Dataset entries
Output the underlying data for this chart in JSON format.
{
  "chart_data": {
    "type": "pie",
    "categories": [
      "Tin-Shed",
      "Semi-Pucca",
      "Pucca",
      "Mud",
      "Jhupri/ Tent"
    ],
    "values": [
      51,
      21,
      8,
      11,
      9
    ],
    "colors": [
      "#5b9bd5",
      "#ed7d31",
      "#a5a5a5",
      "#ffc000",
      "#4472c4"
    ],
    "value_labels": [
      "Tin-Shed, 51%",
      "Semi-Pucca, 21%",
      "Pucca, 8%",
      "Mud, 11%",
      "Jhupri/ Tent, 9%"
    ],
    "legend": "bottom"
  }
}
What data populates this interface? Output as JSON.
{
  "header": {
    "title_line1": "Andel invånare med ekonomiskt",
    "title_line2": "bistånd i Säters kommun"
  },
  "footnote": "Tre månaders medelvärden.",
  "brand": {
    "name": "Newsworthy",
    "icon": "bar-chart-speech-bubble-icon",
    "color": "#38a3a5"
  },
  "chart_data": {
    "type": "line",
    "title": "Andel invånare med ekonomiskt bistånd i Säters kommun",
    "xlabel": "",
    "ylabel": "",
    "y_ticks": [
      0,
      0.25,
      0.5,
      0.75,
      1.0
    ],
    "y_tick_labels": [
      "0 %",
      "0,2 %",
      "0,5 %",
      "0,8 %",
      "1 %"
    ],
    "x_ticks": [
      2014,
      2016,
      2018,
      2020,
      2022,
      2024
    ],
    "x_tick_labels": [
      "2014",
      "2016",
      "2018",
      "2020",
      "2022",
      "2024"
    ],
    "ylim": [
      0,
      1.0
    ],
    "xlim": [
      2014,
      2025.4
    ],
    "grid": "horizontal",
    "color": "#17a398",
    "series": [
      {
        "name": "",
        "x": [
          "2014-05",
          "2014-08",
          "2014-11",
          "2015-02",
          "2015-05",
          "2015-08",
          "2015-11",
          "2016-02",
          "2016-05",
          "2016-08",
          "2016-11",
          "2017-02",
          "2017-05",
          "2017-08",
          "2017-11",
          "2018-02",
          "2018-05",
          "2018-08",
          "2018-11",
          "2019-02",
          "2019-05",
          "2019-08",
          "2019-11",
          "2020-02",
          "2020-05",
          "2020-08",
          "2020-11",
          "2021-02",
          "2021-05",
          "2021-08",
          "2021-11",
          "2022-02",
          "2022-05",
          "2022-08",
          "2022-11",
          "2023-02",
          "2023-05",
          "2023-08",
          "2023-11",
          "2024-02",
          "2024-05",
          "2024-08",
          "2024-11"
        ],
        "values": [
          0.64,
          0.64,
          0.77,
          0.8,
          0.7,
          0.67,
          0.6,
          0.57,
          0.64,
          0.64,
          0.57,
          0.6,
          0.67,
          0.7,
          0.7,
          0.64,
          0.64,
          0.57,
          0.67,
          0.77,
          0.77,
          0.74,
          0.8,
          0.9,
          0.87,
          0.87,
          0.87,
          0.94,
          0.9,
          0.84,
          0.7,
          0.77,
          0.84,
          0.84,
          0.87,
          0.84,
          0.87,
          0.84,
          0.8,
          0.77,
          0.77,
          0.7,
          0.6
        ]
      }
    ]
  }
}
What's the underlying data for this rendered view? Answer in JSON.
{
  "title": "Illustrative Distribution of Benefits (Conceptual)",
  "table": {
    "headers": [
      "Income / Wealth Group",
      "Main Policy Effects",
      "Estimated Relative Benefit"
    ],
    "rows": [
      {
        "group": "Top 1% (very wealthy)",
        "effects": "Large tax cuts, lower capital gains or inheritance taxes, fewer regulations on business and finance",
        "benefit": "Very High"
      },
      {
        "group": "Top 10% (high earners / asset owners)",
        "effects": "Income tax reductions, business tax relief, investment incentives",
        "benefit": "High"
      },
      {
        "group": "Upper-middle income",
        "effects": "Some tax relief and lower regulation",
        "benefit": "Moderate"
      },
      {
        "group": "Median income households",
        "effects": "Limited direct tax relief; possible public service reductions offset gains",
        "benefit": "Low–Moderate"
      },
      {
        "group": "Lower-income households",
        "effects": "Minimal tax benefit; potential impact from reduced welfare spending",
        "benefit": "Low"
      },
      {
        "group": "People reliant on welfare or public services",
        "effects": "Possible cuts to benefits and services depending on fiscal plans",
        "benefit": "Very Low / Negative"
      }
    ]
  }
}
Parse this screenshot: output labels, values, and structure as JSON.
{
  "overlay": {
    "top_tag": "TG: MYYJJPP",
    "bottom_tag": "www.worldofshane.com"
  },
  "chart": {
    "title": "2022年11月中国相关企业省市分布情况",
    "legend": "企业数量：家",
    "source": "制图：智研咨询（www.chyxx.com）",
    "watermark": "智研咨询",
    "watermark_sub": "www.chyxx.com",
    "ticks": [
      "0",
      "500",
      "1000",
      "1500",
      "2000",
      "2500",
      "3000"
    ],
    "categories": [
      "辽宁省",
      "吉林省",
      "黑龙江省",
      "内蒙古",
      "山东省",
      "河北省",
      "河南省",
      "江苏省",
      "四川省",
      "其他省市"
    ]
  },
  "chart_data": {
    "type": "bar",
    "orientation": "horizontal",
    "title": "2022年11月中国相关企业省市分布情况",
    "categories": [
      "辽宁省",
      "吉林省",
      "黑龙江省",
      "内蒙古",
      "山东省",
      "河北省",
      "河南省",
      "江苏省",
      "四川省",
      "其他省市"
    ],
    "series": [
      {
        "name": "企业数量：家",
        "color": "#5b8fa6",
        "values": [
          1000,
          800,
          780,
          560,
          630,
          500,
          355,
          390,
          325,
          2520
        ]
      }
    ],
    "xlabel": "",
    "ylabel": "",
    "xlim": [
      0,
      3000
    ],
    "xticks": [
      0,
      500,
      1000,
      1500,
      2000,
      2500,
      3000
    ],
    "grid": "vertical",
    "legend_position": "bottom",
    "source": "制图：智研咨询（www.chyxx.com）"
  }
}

● Goal of the exercise: Search the data above for lines holding "JSON" and copy each of them.

● Result:
Output the underlying data for this chart in JSON format.
What data populates this interface? Output as JSON.
What's the underlying data for this rendered view? Answer in JSON.
Parse this screenshot: output labels, values, and structure as JSON.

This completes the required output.